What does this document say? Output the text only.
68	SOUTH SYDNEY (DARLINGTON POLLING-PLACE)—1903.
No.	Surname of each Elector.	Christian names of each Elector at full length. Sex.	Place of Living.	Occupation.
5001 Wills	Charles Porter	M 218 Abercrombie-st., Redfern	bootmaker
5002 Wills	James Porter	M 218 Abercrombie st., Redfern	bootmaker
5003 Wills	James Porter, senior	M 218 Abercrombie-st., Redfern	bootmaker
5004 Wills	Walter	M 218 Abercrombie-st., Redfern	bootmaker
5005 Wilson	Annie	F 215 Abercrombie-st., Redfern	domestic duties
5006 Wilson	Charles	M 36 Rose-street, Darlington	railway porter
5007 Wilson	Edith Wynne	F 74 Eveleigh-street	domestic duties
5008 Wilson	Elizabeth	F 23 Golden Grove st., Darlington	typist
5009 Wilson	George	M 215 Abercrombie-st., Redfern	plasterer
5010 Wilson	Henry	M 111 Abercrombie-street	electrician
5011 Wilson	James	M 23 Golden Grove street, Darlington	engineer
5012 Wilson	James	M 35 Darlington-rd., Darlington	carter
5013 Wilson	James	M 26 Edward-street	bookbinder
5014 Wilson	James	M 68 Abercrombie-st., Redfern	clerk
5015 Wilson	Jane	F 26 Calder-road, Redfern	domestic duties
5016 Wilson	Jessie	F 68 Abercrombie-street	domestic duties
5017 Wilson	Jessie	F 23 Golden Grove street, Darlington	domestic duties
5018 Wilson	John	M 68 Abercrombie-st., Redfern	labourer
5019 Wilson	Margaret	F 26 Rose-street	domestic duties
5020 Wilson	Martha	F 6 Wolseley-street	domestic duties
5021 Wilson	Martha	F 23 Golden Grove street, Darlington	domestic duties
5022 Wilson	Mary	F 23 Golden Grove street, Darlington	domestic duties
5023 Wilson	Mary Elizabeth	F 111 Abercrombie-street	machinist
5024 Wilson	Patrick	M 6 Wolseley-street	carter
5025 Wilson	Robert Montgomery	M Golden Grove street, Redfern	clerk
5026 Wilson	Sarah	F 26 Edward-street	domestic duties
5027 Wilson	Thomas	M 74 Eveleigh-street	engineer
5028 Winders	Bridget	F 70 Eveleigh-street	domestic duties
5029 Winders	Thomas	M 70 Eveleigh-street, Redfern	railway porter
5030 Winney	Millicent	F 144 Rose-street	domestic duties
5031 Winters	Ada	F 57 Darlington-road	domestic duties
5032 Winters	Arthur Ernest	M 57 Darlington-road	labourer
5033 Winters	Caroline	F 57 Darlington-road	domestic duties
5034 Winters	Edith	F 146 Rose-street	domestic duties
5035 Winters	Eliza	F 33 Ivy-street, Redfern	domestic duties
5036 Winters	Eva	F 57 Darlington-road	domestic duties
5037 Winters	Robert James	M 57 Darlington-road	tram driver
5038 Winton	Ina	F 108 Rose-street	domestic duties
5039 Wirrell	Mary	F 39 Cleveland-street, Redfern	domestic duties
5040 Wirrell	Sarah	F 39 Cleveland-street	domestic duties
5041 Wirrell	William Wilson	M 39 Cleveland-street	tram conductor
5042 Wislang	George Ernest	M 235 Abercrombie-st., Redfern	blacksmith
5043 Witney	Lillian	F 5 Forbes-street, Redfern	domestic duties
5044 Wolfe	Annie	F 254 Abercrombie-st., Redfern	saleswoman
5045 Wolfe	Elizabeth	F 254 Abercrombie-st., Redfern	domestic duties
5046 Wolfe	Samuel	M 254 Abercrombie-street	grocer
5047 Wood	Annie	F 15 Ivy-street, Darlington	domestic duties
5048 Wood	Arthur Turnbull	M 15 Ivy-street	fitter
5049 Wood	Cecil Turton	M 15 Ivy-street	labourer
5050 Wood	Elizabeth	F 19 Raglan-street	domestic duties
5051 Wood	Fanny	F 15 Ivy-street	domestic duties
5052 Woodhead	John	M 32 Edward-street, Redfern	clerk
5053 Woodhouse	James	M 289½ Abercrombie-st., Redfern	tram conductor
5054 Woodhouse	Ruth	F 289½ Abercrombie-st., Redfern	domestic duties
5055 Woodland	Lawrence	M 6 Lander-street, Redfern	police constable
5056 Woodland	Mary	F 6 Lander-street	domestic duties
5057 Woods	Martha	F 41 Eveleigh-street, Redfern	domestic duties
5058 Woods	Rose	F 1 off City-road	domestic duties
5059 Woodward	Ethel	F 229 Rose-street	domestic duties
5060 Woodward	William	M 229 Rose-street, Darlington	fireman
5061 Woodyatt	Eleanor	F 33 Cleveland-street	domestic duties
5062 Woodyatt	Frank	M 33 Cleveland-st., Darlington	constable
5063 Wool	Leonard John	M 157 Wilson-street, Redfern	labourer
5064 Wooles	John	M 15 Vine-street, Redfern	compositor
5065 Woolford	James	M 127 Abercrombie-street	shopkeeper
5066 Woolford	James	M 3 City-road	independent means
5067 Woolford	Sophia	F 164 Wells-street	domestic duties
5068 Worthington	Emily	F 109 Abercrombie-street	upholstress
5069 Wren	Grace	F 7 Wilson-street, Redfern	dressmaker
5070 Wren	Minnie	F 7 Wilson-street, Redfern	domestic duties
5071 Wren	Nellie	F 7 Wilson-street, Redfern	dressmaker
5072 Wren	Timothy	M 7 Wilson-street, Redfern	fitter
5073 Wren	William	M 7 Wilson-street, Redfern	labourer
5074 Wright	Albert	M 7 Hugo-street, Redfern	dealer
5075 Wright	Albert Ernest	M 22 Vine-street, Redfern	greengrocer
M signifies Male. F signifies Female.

_ _ _ _ _ _ _

WRITTEN EXERCISE: Search the entries for the word "Woodland" and copy every line that has it.

SOLUTION TO THIS EXERCISE:
5055 Woodland	Lawrence	M 6 Lander-street, Redfern	police constable
5056 Woodland	Mary	F 6 Lander-street	domestic duties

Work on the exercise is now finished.